* [LIST OF TASKS]:
A: In the podcast page, how many factors did the research look at?
B: From the podcast page, list the things Luke says matter more in many ways for a family office or private investor than a lot of other factors.

* [TEXT SECTION]:
In this podcast, Jordan Greenaway and Luke Thompson discuss a new research note published by Transmission Private on family office deal flow.

photo of st paul’s cathedral in the city of london

In Q4 2020, Transmission Private conducted research into what investees, co-investors, and others were looking for from private investors. As private investment activity continues to increase, so does competition for the most lucrative deals. Building a strong reputation as a family office or private investor will give you an edge in accessing the most competitive investment deals.

If you are interested in reading the research this discussion is based on, the full report can be downloaded here.

Transcript

Jordan: So Luke, another bit of research has landed on our desks again, this time looking at the importance of reputation in the context of deal flow. In particular, this time we looked at how reputations, and strong reputations, can ensure that family offices and investors get access to the best deals. Anything jump out to you on this one?

Luke: Yes, it did, actually. I think there are some very interesting results. There’s 15 factors that we looked at. If you look at the top five factors that stakeholders find most important when looking for a potential investor, they’re all reputation and communication issues. So I think the biggest finding for me is if you’re a family office, or even a private investor, how you communicate with potential investees, what sort of website you've got online about you, whether you've got a printed brochure, these things actually are more important in many ways than a lot of other factors. I think this probably shines a spotlight on those issues that I think a lot of people would have expected to be further down the list actually.

Jordan: Talking about these top five, we’ve got number one: business track record, showcasing you’ve got a strong track record of investing in good businesses. Number two: You’ve got strong ethics.

* [RAW RECORDS]:
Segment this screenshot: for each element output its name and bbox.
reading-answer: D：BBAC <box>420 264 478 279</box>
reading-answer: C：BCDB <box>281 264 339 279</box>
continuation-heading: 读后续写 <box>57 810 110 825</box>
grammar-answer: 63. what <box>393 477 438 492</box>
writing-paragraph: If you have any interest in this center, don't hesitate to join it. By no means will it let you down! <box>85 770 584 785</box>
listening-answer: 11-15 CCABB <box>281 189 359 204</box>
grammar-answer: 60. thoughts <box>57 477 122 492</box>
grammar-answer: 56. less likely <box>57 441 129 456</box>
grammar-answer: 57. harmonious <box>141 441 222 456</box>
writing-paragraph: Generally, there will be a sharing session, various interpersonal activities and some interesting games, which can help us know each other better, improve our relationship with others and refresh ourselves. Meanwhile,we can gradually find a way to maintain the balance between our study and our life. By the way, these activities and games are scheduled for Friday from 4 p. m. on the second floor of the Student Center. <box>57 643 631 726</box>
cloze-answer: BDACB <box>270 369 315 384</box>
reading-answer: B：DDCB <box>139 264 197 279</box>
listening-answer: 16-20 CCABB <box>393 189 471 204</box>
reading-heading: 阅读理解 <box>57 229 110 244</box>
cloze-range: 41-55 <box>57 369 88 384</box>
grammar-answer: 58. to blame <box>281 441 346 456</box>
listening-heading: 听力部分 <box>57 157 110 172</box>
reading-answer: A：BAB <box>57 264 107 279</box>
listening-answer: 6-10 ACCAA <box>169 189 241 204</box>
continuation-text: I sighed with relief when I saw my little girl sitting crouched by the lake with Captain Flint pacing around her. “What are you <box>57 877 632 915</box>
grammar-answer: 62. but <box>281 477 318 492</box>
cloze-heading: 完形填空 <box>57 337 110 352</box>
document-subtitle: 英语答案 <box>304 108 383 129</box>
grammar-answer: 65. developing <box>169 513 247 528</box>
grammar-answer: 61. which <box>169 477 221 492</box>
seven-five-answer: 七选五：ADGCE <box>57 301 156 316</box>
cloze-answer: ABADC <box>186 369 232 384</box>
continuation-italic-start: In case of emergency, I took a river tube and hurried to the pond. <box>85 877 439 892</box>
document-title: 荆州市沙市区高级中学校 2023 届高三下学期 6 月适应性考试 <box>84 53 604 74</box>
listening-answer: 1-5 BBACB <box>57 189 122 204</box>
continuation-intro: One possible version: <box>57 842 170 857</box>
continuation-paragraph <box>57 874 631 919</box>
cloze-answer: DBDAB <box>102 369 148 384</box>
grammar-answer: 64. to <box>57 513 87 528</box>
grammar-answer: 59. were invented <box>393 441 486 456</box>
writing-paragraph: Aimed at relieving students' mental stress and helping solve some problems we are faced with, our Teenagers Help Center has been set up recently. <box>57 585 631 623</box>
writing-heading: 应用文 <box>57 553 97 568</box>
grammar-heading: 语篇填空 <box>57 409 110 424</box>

* [TASK RESPONSES]:
A: 15

B:
- How you communicate with potential investees
- What sort of website you've got online about you
- Whether you've got a printed brochure